Records for this task:
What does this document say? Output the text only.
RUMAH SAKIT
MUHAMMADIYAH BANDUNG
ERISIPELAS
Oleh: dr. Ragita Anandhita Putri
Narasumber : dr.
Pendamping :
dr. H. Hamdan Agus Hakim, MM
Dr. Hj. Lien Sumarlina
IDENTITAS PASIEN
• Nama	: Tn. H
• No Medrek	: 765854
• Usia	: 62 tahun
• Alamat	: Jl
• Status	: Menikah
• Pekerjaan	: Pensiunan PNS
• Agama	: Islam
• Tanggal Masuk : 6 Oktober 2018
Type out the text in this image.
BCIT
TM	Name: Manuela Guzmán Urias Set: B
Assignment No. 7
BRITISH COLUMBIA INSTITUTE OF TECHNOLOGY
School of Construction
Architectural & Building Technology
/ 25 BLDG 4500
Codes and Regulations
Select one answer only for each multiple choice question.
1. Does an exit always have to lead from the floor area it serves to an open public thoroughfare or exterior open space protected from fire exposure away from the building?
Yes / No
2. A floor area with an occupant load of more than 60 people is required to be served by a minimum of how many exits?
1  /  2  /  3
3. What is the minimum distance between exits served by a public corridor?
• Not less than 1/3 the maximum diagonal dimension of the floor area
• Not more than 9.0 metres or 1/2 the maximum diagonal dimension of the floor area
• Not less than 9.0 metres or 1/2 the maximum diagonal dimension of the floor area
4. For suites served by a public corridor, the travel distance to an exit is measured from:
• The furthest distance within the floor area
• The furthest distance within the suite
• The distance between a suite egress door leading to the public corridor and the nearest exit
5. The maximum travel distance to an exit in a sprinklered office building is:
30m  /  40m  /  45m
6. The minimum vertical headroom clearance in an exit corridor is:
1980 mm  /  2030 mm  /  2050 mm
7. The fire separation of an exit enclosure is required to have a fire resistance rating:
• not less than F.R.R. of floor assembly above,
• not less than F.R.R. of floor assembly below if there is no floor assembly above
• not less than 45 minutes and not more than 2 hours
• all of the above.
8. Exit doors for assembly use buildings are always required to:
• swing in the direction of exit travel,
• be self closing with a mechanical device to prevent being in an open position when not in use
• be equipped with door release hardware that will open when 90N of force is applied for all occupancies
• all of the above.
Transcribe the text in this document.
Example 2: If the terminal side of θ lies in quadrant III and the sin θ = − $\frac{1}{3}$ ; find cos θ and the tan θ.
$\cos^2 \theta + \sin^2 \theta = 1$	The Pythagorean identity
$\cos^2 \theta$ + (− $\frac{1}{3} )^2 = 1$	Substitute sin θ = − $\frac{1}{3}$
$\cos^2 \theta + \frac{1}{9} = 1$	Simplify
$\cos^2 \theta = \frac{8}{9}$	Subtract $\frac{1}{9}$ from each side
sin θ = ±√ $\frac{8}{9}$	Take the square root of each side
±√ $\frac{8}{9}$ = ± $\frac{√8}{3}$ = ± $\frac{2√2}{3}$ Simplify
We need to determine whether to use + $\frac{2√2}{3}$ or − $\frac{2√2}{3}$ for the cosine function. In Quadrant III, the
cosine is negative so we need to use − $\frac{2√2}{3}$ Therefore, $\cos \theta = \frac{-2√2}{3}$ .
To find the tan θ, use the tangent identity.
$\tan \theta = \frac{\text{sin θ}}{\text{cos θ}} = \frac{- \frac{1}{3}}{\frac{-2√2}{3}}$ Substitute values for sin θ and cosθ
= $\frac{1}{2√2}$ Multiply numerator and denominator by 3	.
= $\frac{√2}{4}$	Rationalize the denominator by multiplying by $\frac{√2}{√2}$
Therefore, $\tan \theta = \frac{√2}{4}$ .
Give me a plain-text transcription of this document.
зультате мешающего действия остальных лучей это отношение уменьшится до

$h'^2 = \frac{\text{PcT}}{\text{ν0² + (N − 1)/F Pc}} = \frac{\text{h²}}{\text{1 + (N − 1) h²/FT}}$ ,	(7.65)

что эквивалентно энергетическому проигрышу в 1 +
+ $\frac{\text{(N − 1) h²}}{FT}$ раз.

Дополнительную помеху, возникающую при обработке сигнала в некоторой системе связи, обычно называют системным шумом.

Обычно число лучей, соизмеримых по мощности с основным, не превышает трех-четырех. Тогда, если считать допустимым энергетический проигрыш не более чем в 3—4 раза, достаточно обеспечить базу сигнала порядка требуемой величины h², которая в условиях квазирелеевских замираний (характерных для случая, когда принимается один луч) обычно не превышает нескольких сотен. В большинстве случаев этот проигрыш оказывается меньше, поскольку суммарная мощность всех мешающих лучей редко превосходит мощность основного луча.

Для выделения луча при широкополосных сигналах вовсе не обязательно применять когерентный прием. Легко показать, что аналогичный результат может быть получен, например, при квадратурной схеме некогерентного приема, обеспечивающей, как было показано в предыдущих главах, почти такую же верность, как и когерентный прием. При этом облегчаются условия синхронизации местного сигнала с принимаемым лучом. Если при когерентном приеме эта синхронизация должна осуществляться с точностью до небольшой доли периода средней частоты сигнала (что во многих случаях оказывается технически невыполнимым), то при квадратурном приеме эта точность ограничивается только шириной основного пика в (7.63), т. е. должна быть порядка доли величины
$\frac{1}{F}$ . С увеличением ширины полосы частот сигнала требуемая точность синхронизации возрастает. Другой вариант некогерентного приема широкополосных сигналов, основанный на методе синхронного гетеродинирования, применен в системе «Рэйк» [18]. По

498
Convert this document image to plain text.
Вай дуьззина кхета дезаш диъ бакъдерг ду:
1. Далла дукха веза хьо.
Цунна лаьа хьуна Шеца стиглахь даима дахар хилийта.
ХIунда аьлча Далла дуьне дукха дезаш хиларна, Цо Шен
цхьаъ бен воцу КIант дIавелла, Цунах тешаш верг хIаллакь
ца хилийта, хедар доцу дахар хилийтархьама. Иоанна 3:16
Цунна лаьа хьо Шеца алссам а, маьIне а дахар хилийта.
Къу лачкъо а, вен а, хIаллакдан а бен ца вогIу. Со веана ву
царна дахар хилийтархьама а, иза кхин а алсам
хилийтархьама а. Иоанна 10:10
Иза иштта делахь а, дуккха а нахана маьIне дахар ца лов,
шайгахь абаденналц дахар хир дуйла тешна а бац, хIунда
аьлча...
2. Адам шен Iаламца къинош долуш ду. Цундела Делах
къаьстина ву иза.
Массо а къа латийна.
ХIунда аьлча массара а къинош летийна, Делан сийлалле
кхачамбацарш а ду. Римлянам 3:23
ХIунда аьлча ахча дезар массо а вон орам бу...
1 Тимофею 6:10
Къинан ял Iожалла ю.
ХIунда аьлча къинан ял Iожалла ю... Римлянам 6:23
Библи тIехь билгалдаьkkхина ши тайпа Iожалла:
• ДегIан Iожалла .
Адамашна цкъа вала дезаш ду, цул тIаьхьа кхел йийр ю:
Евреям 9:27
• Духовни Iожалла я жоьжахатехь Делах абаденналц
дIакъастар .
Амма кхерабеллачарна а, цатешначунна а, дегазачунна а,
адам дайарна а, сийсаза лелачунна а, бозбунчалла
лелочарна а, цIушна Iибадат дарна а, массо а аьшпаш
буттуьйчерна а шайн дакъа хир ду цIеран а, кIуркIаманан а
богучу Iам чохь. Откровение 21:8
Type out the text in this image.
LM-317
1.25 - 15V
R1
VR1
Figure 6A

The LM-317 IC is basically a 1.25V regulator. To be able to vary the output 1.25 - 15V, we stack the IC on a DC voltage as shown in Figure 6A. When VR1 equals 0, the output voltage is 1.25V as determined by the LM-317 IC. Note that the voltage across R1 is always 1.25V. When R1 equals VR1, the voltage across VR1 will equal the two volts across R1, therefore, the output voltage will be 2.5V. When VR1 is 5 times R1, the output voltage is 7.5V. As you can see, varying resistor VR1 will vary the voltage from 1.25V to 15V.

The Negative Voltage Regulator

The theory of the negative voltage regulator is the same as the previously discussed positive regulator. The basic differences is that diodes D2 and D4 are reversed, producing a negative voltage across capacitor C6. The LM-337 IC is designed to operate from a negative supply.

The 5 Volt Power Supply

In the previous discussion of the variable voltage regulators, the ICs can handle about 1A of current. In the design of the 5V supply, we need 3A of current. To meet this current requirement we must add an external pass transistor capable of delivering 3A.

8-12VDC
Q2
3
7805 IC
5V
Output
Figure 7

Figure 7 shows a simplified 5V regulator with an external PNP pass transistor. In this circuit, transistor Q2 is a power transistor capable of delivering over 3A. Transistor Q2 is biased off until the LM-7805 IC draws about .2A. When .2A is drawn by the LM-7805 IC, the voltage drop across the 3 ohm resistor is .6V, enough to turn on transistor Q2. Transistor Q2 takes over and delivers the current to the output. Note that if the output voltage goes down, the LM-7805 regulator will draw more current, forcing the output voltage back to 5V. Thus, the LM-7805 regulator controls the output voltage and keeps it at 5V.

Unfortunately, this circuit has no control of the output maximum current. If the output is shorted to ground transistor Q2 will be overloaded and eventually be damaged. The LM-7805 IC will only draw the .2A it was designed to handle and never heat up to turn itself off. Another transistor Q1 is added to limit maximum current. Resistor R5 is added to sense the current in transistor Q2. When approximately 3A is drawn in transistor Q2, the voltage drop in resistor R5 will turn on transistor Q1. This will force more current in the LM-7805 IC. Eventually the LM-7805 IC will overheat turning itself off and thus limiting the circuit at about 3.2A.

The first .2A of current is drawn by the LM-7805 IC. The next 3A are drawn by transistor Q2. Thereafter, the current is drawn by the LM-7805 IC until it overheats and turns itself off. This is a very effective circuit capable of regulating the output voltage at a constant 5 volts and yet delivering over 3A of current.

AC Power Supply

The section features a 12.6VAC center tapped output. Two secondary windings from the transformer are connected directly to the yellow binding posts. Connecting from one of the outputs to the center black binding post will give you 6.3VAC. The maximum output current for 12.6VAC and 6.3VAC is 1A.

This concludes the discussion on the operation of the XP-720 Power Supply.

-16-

Challenge: Only the number is wanted: how many lines in the entries above contain the string "less"?

Written reply: 5